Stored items
+++++
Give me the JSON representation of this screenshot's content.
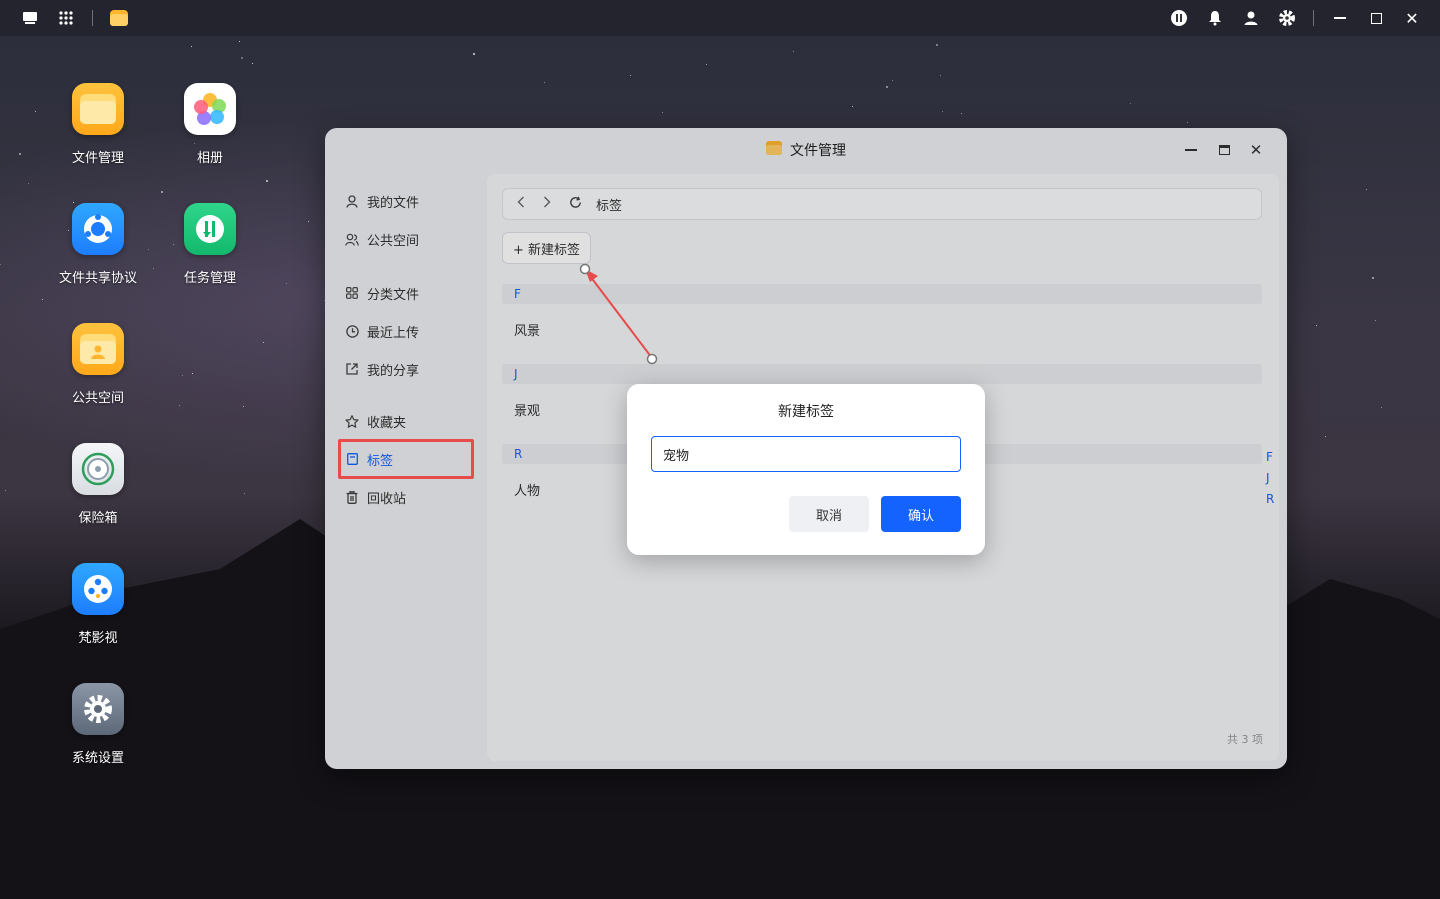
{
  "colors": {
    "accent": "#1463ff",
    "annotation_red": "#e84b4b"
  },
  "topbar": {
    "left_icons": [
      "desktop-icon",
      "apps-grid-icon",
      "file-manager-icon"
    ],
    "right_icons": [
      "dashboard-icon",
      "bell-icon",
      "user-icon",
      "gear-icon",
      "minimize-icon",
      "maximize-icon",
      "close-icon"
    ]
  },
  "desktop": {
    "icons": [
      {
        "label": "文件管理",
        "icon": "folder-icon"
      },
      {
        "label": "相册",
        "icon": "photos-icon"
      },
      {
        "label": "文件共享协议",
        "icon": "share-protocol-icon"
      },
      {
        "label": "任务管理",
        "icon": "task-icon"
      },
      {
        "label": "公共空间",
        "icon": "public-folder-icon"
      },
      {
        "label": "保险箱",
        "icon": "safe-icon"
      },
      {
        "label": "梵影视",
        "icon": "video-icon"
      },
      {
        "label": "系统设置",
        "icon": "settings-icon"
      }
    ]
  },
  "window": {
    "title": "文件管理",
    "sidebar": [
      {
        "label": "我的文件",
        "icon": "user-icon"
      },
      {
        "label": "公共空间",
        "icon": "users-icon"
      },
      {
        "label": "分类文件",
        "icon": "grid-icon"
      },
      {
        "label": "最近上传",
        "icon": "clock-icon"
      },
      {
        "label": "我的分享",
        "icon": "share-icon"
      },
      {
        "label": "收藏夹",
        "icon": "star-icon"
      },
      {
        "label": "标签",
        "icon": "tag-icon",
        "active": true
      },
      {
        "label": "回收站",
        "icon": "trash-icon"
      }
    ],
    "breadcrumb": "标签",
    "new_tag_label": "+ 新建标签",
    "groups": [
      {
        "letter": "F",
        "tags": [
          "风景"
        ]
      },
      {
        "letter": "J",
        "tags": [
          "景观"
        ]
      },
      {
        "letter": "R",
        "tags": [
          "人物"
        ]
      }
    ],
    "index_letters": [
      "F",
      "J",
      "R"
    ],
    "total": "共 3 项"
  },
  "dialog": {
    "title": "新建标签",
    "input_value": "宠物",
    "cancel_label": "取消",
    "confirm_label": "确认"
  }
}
+++++
Give the data again exactly as written, with all pictures left out.

§ Complete response:
Give me the JSON representation of this screenshot's content.
{
  "colors": {
    "accent": "#1463ff",
    "annotation_red": "#e84b4b"
  },
  "topbar": {
    "left_icons": [
      "desktop-icon",
      "apps-grid-icon",
      "file-manager-icon"
    ],
    "right_icons": [
      "dashboard-icon",
      "bell-icon",
      "user-icon",
      "gear-icon",
      "minimize-icon",
      "maximize-icon",
      "close-icon"
    ]
  },
  "desktop": {
    "icons": [
      {
        "label": "文件管理",
        "icon": "folder-icon"
      },
      {
        "label": "相册",
        "icon": "photos-icon"
      },
      {
        "label": "文件共享协议",
        "icon": "share-protocol-icon"
      },
      {
        "label": "任务管理",
        "icon": "task-icon"
      },
      {
        "label": "公共空间",
        "icon": "public-folder-icon"
      },
      {
        "label": "保险箱",
        "icon": "safe-icon"
      },
      {
        "label": "梵影视",
        "icon": "video-icon"
      },
      {
        "label": "系统设置",
        "icon": "settings-icon"
      }
    ]
  },
  "window": {
    "title": "文件管理",
    "sidebar": [
      {
        "label": "我的文件",
        "icon": "user-icon"
      },
      {
        "label": "公共空间",
        "icon": "users-icon"
      },
      {
        "label": "分类文件",
        "icon": "grid-icon"
      },
      {
        "label": "最近上传",
        "icon": "clock-icon"
      },
      {
        "label": "我的分享",
        "icon": "share-icon"
      },
      {
        "label": "收藏夹",
        "icon": "star-icon"
      },
      {
        "label": "标签",
        "icon": "tag-icon",
        "active": true
      },
      {
        "label": "回收站",
        "icon": "trash-icon"
      }
    ],
    "breadcrumb": "标签",
    "new_tag_label": "+ 新建标签",
    "groups": [
      {
        "letter": "F",
        "tags": [
          "风景"
        ]
      },
      {
        "letter": "J",
        "tags": [
          "景观"
        ]
      },
      {
        "letter": "R",
        "tags": [
          "人物"
        ]
      }
    ],
    "index_letters": [
      "F",
      "J",
      "R"
    ],
    "total": "共 3 项"
  },
  "dialog": {
    "title": "新建标签",
    "input_value": "宠物",
    "cancel_label": "取消",
    "confirm_label": "确认"
  }
}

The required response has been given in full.